## Exercise goal
Give a verbatim quotation of every record.
— begin Data excerpts —
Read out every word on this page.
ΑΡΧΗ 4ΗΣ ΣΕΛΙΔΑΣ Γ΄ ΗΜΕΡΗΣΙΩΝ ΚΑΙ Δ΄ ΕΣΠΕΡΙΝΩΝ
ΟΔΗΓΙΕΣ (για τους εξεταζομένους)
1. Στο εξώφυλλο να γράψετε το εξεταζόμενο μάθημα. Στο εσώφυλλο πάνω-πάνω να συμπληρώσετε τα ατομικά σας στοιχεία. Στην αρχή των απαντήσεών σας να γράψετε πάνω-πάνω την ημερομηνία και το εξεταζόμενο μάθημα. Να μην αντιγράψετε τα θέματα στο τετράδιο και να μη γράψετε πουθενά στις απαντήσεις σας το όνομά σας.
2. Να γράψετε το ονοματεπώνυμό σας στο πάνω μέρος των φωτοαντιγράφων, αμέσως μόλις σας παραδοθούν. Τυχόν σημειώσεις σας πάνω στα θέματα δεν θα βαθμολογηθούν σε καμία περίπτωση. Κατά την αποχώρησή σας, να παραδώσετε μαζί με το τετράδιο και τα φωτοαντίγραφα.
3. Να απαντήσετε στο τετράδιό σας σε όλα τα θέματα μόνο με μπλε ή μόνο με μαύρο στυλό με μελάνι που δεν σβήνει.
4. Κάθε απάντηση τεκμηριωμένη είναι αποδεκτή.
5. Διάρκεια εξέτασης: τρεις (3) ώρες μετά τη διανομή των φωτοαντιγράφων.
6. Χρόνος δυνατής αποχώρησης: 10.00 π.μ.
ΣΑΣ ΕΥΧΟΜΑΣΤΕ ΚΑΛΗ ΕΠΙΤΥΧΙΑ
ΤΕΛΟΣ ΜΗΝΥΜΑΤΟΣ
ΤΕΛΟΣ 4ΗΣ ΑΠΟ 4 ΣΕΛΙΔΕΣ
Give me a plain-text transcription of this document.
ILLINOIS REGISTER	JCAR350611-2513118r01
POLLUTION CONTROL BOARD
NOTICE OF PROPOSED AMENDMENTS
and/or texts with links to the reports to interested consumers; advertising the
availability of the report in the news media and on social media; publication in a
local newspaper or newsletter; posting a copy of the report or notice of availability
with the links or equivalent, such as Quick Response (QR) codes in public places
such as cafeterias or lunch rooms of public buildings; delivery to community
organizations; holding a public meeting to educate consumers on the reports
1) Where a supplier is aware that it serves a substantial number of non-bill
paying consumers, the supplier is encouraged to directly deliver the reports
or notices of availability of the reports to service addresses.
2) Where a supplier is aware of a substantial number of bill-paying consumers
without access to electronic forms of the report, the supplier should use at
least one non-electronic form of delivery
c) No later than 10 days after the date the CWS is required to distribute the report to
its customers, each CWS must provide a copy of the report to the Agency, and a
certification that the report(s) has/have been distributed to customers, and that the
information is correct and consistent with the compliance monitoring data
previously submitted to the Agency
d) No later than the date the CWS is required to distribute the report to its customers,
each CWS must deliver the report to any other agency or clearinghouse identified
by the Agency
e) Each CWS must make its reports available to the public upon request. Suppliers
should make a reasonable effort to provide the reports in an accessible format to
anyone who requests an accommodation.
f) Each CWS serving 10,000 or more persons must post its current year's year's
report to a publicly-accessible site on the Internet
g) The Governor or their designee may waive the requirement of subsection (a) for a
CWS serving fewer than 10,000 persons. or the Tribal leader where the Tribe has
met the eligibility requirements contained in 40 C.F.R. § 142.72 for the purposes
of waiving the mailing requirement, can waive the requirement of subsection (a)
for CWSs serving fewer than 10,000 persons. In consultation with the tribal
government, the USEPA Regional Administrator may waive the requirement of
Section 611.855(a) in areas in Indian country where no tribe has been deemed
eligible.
— end Data excerpts —
## Result of the exercise
Read out every word on this page.
ΑΡΧΗ 4ΗΣ ΣΕΛΙΔΑΣ Γ΄ ΗΜΕΡΗΣΙΩΝ ΚΑΙ Δ΄ ΕΣΠΕΡΙΝΩΝ
ΟΔΗΓΙΕΣ (για τους εξεταζομένους)
1. Στο εξώφυλλο να γράψετε το εξεταζόμενο μάθημα. Στο εσώφυλλο πάνω-πάνω να συμπληρώσετε τα ατομικά σας στοιχεία. Στην αρχή των απαντήσεών σας να γράψετε πάνω-πάνω την ημερομηνία και το εξεταζόμενο μάθημα. Να μην αντιγράψετε τα θέματα στο τετράδιο και να μη γράψετε πουθενά στις απαντήσεις σας το όνομά σας.
2. Να γράψετε το ονοματεπώνυμό σας στο πάνω μέρος των φωτοαντιγράφων, αμέσως μόλις σας παραδοθούν. Τυχόν σημειώσεις σας πάνω στα θέματα δεν θα βαθμολογηθούν σε καμία περίπτωση. Κατά την αποχώρησή σας, να παραδώσετε μαζί με το τετράδιο και τα φωτοαντίγραφα.
3. Να απαντήσετε στο τετράδιό σας σε όλα τα θέματα μόνο με μπλε ή μόνο με μαύρο στυλό με μελάνι που δεν σβήνει.
4. Κάθε απάντηση τεκμηριωμένη είναι αποδεκτή.
5. Διάρκεια εξέτασης: τρεις (3) ώρες μετά τη διανομή των φωτοαντιγράφων.
6. Χρόνος δυνατής αποχώρησης: 10.00 π.μ.
ΣΑΣ ΕΥΧΟΜΑΣΤΕ ΚΑΛΗ ΕΠΙΤΥΧΙΑ
ΤΕΛΟΣ ΜΗΝΥΜΑΤΟΣ
ΤΕΛΟΣ 4ΗΣ ΑΠΟ 4 ΣΕΛΙΔΕΣ
Give me a plain-text transcription of this document.
ILLINOIS REGISTER	JCAR350611-2513118r01
POLLUTION CONTROL BOARD
NOTICE OF PROPOSED AMENDMENTS
and/or texts with links to the reports to interested consumers; advertising the
availability of the report in the news media and on social media; publication in a
local newspaper or newsletter; posting a copy of the report or notice of availability
with the links or equivalent, such as Quick Response (QR) codes in public places
such as cafeterias or lunch rooms of public buildings; delivery to community
organizations; holding a public meeting to educate consumers on the reports
1) Where a supplier is aware that it serves a substantial number of non-bill
paying consumers, the supplier is encouraged to directly deliver the reports
or notices of availability of the reports to service addresses.
2) Where a supplier is aware of a substantial number of bill-paying consumers
without access to electronic forms of the report, the supplier should use at
least one non-electronic form of delivery
c) No later than 10 days after the date the CWS is required to distribute the report to
its customers, each CWS must provide a copy of the report to the Agency, and a
certification that the report(s) has/have been distributed to customers, and that the
information is correct and consistent with the compliance monitoring data
previously submitted to the Agency
d) No later than the date the CWS is required to distribute the report to its customers,
each CWS must deliver the report to any other agency or clearinghouse identified
by the Agency
e) Each CWS must make its reports available to the public upon request. Suppliers
should make a reasonable effort to provide the reports in an accessible format to
anyone who requests an accommodation.
f) Each CWS serving 10,000 or more persons must post its current year's year's
report to a publicly-accessible site on the Internet
g) The Governor or their designee may waive the requirement of subsection (a) for a
CWS serving fewer than 10,000 persons. or the Tribal leader where the Tribe has
met the eligibility requirements contained in 40 C.F.R. § 142.72 for the purposes
of waiving the mailing requirement, can waive the requirement of subsection (a)
for CWSs serving fewer than 10,000 persons. In consultation with the tribal
government, the USEPA Regional Administrator may waive the requirement of
Section 611.855(a) in areas in Indian country where no tribe has been deemed
eligible.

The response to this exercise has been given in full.